*Task prompt*: All the data below needs to be retyped exactly as shown.

┄┄┄┄┄┄┄┄┄┄

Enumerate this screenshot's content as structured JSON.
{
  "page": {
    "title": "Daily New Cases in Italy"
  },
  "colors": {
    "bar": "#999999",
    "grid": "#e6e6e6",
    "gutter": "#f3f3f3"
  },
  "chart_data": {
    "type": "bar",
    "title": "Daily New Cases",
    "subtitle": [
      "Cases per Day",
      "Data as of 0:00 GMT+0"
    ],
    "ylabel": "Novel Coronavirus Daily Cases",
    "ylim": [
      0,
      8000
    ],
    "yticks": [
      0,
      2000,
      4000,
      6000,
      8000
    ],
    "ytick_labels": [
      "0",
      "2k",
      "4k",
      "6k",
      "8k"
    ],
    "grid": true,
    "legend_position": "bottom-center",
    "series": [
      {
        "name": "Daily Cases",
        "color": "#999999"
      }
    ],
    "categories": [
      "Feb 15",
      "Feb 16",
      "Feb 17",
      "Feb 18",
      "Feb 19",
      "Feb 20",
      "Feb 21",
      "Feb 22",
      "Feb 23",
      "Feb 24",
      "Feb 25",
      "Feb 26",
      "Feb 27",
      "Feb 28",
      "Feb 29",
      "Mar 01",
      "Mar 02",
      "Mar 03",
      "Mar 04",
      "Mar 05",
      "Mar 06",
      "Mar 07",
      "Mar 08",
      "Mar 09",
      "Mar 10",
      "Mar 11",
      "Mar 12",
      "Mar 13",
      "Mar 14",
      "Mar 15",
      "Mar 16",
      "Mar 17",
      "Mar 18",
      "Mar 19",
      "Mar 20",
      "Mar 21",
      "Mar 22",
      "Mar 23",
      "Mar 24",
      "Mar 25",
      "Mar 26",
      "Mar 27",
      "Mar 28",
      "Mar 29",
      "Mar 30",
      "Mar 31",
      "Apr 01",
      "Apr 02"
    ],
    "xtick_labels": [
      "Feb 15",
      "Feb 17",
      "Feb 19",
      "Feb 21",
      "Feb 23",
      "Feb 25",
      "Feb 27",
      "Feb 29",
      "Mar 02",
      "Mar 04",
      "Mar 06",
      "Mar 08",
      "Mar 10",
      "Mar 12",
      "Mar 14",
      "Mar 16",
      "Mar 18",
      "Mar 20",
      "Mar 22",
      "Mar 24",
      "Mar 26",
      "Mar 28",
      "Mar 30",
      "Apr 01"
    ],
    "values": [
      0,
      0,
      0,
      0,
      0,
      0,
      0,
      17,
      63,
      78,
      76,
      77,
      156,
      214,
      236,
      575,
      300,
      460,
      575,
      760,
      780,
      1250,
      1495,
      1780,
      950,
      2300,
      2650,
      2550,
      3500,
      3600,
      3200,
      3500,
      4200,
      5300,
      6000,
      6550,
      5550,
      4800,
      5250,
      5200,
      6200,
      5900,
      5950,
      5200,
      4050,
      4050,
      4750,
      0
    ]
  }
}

┄┄┄┄┄┄┄┄┄┄

*Response box*:
Enumerate this screenshot's content as structured JSON.
{
  "page": {
    "title": "Daily New Cases in Italy"
  },
  "colors": {
    "bar": "#999999",
    "grid": "#e6e6e6",
    "gutter": "#f3f3f3"
  },
  "chart_data": {
    "type": "bar",
    "title": "Daily New Cases",
    "subtitle": [
      "Cases per Day",
      "Data as of 0:00 GMT+0"
    ],
    "ylabel": "Novel Coronavirus Daily Cases",
    "ylim": [
      0,
      8000
    ],
    "yticks": [
      0,
      2000,
      4000,
      6000,
      8000
    ],
    "ytick_labels": [
      "0",
      "2k",
      "4k",
      "6k",
      "8k"
    ],
    "grid": true,
    "legend_position": "bottom-center",
    "series": [
      {
        "name": "Daily Cases",
        "color": "#999999"
      }
    ],
    "categories": [
      "Feb 15",
      "Feb 16",
      "Feb 17",
      "Feb 18",
      "Feb 19",
      "Feb 20",
      "Feb 21",
      "Feb 22",
      "Feb 23",
      "Feb 24",
      "Feb 25",
      "Feb 26",
      "Feb 27",
      "Feb 28",
      "Feb 29",
      "Mar 01",
      "Mar 02",
      "Mar 03",
      "Mar 04",
      "Mar 05",
      "Mar 06",
      "Mar 07",
      "Mar 08",
      "Mar 09",
      "Mar 10",
      "Mar 11",
      "Mar 12",
      "Mar 13",
      "Mar 14",
      "Mar 15",
      "Mar 16",
      "Mar 17",
      "Mar 18",
      "Mar 19",
      "Mar 20",
      "Mar 21",
      "Mar 22",
      "Mar 23",
      "Mar 24",
      "Mar 25",
      "Mar 26",
      "Mar 27",
      "Mar 28",
      "Mar 29",
      "Mar 30",
      "Mar 31",
      "Apr 01",
      "Apr 02"
    ],
    "xtick_labels": [
      "Feb 15",
      "Feb 17",
      "Feb 19",
      "Feb 21",
      "Feb 23",
      "Feb 25",
      "Feb 27",
      "Feb 29",
      "Mar 02",
      "Mar 04",
      "Mar 06",
      "Mar 08",
      "Mar 10",
      "Mar 12",
      "Mar 14",
      "Mar 16",
      "Mar 18",
      "Mar 20",
      "Mar 22",
      "Mar 24",
      "Mar 26",
      "Mar 28",
      "Mar 30",
      "Apr 01"
    ],
    "values": [
      0,
      0,
      0,
      0,
      0,
      0,
      0,
      17,
      63,
      78,
      76,
      77,
      156,
      214,
      236,
      575,
      300,
      460,
      575,
      760,
      780,
      1250,
      1495,
      1780,
      950,
      2300,
      2650,
      2550,
      3500,
      3600,
      3200,
      3500,
      4200,
      5300,
      6000,
      6550,
      5550,
      4800,
      5250,
      5200,
      6200,
      5900,
      5950,
      5200,
      4050,
      4050,
      4750,
      0
    ]
  }
}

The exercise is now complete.